======== Supplied data ========
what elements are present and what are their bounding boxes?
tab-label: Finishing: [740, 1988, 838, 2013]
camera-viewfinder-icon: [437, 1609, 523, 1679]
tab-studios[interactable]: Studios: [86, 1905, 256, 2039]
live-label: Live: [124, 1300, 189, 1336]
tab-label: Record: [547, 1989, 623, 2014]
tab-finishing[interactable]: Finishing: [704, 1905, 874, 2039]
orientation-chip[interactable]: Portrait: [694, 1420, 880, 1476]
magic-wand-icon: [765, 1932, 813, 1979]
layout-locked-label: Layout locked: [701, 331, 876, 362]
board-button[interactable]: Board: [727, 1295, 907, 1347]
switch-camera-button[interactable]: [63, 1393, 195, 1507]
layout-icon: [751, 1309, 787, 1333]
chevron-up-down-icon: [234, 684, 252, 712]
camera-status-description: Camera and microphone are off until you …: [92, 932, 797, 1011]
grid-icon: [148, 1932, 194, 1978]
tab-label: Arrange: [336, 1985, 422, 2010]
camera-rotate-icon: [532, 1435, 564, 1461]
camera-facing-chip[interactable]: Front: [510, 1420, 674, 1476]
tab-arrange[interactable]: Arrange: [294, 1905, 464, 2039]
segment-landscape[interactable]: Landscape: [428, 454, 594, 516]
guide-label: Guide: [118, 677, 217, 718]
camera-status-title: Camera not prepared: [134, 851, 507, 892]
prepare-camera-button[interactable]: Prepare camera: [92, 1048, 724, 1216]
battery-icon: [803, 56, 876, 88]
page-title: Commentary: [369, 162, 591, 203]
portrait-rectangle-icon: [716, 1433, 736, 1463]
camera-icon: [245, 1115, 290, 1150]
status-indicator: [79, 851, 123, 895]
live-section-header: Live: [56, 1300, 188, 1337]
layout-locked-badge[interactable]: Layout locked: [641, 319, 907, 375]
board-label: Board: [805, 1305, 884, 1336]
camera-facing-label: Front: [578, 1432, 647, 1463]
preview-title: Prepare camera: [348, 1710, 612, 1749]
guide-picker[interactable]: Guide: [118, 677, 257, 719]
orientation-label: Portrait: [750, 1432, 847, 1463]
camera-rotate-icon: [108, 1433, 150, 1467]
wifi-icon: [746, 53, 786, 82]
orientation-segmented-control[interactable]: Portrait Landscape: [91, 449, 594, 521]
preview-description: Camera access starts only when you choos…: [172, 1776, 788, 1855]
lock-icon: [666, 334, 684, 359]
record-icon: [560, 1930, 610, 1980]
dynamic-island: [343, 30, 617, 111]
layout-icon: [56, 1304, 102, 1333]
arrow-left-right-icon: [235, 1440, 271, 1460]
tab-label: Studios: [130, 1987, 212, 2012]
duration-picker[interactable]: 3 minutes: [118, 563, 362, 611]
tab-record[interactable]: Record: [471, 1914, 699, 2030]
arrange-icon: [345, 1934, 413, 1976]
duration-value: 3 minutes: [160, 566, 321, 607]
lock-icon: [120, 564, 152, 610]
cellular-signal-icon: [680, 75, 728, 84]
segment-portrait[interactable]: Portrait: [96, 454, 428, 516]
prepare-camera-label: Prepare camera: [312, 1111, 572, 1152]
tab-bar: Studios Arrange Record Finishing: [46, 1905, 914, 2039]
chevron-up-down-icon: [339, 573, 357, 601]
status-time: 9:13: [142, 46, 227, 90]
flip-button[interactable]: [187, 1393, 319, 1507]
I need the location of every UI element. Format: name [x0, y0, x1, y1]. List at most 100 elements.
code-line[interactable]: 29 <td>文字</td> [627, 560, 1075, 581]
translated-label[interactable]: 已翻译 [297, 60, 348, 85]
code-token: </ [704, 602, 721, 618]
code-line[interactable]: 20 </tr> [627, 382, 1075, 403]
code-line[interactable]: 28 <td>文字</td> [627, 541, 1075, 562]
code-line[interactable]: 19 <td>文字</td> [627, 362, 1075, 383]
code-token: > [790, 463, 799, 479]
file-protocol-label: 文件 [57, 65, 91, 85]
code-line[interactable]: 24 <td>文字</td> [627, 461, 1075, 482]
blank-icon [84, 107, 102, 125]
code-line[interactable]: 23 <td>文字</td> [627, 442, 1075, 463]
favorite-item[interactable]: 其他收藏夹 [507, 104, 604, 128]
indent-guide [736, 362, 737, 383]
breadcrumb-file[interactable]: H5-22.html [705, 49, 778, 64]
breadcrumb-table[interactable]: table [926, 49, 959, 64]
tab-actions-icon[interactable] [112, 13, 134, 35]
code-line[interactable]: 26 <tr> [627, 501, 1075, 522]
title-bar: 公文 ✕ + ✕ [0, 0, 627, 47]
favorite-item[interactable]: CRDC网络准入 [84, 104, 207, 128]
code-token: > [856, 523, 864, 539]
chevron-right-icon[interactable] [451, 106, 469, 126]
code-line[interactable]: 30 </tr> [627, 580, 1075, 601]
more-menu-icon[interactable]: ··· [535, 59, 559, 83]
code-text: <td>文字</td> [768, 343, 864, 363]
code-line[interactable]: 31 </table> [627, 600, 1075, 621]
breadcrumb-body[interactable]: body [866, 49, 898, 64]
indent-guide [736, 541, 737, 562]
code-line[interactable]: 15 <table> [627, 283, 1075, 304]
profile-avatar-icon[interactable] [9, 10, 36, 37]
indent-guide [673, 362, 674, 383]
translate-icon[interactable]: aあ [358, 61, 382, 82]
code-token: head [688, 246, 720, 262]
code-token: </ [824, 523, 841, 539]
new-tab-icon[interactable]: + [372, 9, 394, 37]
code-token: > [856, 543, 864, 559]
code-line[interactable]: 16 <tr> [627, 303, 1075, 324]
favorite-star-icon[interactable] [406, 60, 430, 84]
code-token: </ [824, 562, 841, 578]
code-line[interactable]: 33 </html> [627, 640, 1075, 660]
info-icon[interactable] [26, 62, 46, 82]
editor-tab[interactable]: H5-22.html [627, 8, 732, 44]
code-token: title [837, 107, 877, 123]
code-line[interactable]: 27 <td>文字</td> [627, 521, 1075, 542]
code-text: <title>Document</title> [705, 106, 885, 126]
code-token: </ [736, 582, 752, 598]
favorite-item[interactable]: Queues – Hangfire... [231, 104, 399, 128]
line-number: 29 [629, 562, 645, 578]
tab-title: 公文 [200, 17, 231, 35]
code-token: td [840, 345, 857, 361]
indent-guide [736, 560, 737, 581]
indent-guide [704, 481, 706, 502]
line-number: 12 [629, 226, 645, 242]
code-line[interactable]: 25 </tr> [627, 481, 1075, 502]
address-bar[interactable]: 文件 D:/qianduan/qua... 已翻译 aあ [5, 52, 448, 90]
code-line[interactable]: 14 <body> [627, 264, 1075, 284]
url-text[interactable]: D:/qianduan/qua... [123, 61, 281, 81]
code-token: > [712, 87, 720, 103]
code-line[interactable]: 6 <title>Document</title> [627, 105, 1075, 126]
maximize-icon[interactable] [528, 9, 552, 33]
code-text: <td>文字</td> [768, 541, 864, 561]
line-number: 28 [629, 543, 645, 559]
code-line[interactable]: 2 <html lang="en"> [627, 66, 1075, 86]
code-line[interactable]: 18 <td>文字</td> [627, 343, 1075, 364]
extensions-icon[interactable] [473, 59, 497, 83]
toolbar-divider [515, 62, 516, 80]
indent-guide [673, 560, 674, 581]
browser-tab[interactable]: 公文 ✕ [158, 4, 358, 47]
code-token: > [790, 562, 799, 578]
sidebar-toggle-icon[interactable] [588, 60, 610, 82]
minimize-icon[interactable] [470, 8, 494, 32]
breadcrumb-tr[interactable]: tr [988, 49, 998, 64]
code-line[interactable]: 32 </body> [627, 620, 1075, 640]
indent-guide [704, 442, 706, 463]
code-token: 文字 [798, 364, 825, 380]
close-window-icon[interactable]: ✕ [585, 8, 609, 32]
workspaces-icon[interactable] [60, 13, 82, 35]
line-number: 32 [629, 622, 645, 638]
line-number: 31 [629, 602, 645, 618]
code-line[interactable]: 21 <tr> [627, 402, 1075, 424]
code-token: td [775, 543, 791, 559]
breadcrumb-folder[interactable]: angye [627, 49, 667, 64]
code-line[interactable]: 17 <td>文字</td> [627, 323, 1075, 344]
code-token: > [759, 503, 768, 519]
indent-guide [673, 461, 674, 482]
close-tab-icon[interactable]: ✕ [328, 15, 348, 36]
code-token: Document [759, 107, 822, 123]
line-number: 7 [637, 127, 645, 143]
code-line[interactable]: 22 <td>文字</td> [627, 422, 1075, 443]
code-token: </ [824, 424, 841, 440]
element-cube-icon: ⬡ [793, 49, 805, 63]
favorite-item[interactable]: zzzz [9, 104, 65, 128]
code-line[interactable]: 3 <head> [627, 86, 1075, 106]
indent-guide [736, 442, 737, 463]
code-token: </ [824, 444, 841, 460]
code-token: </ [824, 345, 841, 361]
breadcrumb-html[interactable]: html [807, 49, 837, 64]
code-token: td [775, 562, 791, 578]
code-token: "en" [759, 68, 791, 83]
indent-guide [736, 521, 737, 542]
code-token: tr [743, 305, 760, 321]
========
What the exercise asks:
Copy out the data from its first line through the line containing "tab-label: Record: [547, 1989, 623, 2014]", both ends included.

Exercise result:
what elements are present and what are their bounding boxes?
tab-label: Finishing: [740, 1988, 838, 2013]
camera-viewfinder-icon: [437, 1609, 523, 1679]
tab-studios[interactable]: Studios: [86, 1905, 256, 2039]
live-label: Live: [124, 1300, 189, 1336]
tab-label: Record: [547, 1989, 623, 2014]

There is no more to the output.